— start of EXERCISE INPUTS —

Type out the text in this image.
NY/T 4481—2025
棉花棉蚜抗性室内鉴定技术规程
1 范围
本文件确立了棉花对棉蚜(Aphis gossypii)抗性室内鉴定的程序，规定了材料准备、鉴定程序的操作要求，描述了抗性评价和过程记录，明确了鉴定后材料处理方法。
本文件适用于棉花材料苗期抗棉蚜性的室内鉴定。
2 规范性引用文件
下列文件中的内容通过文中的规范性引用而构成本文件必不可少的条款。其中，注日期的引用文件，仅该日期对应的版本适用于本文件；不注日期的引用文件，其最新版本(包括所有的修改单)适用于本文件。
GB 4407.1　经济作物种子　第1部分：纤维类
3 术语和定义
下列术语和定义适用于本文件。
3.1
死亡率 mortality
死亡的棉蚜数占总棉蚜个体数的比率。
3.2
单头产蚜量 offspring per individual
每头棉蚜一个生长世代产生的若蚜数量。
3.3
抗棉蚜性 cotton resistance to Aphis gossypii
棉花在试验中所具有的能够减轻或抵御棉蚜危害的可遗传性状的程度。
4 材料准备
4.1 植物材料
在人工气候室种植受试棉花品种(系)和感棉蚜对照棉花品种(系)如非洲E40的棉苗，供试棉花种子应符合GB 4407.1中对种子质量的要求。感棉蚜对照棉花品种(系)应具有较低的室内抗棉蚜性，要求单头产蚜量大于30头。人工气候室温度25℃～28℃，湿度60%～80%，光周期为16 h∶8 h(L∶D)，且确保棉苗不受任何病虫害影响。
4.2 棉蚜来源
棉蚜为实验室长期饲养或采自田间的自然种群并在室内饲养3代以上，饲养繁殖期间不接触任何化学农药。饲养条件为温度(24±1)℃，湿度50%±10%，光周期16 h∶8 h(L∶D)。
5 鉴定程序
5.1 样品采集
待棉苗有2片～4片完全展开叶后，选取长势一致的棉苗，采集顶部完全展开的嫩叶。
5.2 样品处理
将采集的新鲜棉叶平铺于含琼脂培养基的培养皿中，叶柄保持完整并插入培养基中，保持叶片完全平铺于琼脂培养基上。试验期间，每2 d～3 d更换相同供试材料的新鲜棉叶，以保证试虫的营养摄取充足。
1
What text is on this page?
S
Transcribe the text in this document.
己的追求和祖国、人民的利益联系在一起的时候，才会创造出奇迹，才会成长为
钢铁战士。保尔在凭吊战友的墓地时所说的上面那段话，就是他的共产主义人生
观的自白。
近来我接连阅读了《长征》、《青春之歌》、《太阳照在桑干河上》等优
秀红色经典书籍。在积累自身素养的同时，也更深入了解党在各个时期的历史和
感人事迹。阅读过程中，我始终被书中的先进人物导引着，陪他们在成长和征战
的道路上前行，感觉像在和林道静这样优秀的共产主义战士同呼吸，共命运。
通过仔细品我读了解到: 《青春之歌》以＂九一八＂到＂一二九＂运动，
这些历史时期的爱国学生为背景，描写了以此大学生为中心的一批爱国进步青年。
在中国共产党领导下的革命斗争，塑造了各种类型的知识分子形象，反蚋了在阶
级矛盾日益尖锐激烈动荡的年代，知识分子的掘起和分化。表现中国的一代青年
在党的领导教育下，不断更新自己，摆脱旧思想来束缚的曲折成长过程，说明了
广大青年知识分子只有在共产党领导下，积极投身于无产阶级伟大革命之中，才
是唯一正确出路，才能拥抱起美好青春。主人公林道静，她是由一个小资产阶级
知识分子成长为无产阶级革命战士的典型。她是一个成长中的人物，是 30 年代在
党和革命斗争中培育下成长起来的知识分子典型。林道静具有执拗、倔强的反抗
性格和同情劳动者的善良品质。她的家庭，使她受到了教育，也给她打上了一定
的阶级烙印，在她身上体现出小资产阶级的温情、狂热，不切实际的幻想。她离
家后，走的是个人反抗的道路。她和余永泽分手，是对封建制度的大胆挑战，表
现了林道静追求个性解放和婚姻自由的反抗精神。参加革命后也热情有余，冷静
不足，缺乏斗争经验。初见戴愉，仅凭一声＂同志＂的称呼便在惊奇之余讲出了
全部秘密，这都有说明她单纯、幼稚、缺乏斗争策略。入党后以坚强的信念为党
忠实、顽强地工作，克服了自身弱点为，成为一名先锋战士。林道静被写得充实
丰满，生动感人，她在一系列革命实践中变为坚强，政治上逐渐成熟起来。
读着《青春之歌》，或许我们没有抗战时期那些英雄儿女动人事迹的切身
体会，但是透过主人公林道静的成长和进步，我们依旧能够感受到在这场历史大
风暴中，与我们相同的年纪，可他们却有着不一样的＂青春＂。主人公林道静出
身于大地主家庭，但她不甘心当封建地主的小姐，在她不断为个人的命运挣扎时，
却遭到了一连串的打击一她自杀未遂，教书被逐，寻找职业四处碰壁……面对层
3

— end of EXERCISE INPUTS —

# [WORK TO DO]
Identify lines with the string "text". Copy each one.

# [ANSWER TO THE PROBLEM]
Type out the text in this image.
What text is on this page?
Transcribe the text in this document.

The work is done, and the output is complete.